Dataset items
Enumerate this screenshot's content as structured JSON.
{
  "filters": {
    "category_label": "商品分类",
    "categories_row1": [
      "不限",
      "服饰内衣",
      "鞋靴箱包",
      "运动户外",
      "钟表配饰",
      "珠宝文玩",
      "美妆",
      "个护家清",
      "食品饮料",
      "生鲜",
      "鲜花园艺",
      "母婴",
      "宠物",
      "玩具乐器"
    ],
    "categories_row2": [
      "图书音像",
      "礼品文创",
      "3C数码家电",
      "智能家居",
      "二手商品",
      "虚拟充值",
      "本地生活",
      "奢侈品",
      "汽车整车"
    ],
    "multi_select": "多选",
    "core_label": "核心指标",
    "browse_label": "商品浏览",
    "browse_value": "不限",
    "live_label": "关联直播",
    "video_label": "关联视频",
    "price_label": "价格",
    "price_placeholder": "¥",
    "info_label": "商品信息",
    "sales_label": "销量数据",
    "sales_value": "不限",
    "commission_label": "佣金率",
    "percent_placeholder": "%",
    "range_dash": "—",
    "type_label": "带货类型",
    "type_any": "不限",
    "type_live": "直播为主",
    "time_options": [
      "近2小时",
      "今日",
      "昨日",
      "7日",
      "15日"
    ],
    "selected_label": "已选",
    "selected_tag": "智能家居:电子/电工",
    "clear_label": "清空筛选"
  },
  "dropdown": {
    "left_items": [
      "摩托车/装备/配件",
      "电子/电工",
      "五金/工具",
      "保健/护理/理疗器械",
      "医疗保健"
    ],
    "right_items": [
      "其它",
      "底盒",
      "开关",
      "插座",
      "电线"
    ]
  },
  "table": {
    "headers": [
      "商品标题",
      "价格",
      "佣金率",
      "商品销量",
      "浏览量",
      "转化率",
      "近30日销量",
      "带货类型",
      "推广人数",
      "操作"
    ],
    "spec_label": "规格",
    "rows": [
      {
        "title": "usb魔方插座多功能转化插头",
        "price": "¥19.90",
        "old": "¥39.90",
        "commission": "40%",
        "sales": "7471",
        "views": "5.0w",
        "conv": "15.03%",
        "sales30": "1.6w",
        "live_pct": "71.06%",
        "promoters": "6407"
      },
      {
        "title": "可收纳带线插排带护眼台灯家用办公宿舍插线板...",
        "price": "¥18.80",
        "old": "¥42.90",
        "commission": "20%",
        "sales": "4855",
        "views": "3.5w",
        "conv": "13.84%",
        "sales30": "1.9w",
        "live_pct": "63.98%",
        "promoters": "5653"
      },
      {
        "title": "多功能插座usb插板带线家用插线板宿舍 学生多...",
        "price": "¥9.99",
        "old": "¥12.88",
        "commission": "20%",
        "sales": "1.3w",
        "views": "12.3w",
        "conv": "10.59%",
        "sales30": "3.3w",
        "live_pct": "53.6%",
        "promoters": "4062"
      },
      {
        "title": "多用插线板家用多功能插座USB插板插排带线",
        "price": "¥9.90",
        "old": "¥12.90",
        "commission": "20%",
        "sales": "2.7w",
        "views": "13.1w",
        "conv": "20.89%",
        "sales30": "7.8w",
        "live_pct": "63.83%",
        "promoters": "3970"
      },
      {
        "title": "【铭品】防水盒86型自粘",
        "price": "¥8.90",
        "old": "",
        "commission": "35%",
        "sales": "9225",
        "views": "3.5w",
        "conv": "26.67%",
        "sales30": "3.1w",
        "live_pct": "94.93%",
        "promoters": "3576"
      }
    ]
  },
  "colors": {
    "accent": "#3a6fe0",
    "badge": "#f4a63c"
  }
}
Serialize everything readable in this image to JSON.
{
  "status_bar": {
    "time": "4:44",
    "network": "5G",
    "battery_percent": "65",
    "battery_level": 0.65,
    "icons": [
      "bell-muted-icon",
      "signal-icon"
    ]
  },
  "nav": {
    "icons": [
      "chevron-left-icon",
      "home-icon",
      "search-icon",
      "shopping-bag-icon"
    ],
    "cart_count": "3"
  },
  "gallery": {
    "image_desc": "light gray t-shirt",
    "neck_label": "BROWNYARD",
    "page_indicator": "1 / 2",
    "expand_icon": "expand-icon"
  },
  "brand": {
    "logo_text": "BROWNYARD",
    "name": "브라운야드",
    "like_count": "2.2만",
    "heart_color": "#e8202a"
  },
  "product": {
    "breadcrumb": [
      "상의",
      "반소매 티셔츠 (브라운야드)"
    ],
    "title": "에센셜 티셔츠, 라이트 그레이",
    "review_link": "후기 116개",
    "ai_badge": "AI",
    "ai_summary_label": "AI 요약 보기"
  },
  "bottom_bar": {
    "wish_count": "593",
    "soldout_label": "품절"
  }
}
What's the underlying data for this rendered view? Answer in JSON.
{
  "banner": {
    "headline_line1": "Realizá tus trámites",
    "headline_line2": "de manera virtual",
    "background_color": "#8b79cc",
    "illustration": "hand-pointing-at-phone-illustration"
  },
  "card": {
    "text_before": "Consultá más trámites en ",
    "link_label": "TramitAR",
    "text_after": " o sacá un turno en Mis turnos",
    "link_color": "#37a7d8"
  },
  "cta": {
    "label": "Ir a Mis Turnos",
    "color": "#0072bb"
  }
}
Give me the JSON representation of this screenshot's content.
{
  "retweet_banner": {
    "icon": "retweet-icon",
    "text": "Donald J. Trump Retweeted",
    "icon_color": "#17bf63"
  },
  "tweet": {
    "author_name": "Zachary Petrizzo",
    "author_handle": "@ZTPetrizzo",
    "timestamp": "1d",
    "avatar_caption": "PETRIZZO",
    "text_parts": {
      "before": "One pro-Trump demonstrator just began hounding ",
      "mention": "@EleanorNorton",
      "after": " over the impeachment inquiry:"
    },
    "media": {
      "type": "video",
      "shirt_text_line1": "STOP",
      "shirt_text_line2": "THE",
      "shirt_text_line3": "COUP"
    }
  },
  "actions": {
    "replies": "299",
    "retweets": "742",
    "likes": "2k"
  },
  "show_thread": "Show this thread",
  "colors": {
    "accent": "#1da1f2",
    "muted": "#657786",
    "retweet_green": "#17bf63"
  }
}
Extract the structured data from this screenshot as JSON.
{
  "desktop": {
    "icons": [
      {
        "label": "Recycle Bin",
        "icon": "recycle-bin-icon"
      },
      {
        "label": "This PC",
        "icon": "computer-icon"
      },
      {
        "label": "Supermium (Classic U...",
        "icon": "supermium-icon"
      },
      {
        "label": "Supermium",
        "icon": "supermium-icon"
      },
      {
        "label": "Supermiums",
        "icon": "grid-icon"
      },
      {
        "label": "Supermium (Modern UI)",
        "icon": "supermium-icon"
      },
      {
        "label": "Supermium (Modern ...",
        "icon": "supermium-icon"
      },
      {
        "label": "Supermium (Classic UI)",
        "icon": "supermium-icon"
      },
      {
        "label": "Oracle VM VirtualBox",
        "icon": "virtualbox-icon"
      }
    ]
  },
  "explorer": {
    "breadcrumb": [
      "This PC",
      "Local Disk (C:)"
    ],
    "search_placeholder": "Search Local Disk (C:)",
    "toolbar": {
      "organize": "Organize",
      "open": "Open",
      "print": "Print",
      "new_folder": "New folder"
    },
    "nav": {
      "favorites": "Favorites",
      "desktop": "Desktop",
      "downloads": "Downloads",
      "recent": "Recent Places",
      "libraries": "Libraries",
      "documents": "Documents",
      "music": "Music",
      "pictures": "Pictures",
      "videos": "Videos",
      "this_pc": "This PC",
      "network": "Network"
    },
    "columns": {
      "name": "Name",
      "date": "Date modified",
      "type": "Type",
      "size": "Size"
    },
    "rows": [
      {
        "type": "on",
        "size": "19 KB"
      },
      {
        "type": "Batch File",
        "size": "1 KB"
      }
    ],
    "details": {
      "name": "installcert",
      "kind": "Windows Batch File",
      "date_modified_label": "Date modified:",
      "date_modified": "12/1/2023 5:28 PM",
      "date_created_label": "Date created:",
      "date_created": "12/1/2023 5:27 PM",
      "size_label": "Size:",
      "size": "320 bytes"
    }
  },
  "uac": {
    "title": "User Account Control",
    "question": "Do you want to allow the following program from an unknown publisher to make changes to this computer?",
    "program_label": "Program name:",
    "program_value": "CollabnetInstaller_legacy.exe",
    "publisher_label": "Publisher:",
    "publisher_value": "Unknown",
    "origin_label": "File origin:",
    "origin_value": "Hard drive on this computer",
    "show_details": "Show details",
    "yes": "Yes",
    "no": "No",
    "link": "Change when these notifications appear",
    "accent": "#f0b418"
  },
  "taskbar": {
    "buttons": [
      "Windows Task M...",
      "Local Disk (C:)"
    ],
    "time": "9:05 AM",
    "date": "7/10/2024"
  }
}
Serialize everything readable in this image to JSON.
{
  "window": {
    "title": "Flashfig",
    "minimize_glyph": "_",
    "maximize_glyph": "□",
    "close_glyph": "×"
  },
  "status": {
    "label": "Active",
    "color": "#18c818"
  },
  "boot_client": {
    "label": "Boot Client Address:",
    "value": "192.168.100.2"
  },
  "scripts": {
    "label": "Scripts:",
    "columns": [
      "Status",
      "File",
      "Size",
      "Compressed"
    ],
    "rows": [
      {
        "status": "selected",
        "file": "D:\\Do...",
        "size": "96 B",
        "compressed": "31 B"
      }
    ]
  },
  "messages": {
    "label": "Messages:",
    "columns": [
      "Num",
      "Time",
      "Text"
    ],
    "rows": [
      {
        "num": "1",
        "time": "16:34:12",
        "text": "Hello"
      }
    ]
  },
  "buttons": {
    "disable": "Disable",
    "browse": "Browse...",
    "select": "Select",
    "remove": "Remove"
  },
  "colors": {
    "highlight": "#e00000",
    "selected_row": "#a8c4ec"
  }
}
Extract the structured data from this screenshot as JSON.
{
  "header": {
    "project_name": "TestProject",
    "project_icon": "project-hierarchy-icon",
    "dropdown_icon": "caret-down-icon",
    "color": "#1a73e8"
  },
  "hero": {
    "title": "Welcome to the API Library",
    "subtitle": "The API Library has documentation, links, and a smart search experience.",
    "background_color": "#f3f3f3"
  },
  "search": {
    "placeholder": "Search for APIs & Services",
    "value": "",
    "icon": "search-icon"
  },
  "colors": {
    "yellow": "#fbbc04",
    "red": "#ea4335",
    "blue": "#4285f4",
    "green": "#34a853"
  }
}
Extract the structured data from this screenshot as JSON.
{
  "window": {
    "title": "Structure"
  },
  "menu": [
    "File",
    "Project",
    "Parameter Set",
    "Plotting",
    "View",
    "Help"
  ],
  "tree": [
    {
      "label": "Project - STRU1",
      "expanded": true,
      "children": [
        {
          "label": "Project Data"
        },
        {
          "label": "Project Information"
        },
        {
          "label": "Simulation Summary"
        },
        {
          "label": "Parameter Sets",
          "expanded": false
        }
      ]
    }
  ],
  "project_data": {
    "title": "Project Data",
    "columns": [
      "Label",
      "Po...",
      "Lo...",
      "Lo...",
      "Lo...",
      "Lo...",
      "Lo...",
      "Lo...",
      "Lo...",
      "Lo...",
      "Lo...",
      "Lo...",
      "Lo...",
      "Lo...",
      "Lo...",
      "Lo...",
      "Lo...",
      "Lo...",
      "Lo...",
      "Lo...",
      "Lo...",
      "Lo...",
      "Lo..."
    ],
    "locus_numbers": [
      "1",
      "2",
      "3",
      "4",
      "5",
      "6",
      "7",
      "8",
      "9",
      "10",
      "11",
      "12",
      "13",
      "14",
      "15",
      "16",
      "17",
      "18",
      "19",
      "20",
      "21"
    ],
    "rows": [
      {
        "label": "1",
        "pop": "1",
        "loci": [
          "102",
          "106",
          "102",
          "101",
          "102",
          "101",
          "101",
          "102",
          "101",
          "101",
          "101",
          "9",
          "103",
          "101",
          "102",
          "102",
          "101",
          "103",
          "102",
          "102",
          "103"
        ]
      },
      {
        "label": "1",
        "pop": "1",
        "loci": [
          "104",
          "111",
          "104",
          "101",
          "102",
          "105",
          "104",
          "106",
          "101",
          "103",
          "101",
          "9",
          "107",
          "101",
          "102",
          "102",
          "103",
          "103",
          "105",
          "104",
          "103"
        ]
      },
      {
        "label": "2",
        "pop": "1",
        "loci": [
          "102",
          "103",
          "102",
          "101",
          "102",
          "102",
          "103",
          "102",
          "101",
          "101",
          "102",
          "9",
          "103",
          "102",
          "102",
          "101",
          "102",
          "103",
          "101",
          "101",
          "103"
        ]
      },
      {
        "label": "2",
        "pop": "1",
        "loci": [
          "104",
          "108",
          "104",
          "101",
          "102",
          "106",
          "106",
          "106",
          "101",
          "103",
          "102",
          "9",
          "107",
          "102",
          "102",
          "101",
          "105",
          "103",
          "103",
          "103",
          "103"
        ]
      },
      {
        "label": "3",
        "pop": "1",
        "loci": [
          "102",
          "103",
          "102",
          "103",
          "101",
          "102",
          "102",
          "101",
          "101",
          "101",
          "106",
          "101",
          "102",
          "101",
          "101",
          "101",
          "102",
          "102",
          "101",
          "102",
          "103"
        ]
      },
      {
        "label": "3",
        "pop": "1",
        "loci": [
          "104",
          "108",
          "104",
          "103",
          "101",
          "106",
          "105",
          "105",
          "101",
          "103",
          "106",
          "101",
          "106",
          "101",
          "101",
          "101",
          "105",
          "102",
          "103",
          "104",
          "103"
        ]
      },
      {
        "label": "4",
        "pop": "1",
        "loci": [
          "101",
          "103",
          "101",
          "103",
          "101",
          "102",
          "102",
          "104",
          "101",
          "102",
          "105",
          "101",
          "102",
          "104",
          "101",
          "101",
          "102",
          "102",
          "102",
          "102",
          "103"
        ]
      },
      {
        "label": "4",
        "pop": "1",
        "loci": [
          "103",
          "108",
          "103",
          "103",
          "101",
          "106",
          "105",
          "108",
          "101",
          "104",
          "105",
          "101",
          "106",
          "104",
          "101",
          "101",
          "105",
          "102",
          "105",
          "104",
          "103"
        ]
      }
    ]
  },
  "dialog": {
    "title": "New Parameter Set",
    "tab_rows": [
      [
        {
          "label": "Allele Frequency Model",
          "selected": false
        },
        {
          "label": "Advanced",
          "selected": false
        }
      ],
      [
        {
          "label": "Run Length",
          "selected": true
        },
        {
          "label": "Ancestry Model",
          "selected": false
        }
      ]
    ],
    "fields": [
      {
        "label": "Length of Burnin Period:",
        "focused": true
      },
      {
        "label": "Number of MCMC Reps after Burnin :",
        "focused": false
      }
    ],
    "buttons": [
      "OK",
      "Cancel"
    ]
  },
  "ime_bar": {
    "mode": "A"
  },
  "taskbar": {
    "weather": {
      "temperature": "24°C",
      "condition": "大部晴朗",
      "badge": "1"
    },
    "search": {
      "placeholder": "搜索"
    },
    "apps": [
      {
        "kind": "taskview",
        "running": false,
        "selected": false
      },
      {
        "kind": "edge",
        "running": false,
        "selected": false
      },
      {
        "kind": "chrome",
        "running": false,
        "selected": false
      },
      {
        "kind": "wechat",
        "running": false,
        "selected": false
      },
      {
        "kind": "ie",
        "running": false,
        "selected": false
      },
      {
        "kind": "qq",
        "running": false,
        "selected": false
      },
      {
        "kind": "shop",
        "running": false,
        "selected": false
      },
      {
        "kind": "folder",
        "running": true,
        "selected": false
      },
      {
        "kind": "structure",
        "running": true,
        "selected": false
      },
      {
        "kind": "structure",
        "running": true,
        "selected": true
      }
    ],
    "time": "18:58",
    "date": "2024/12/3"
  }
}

■ **The task**: Only a number is expected here: the count of lines in the listing that hold the string "accent".

■ **Final answer**: 3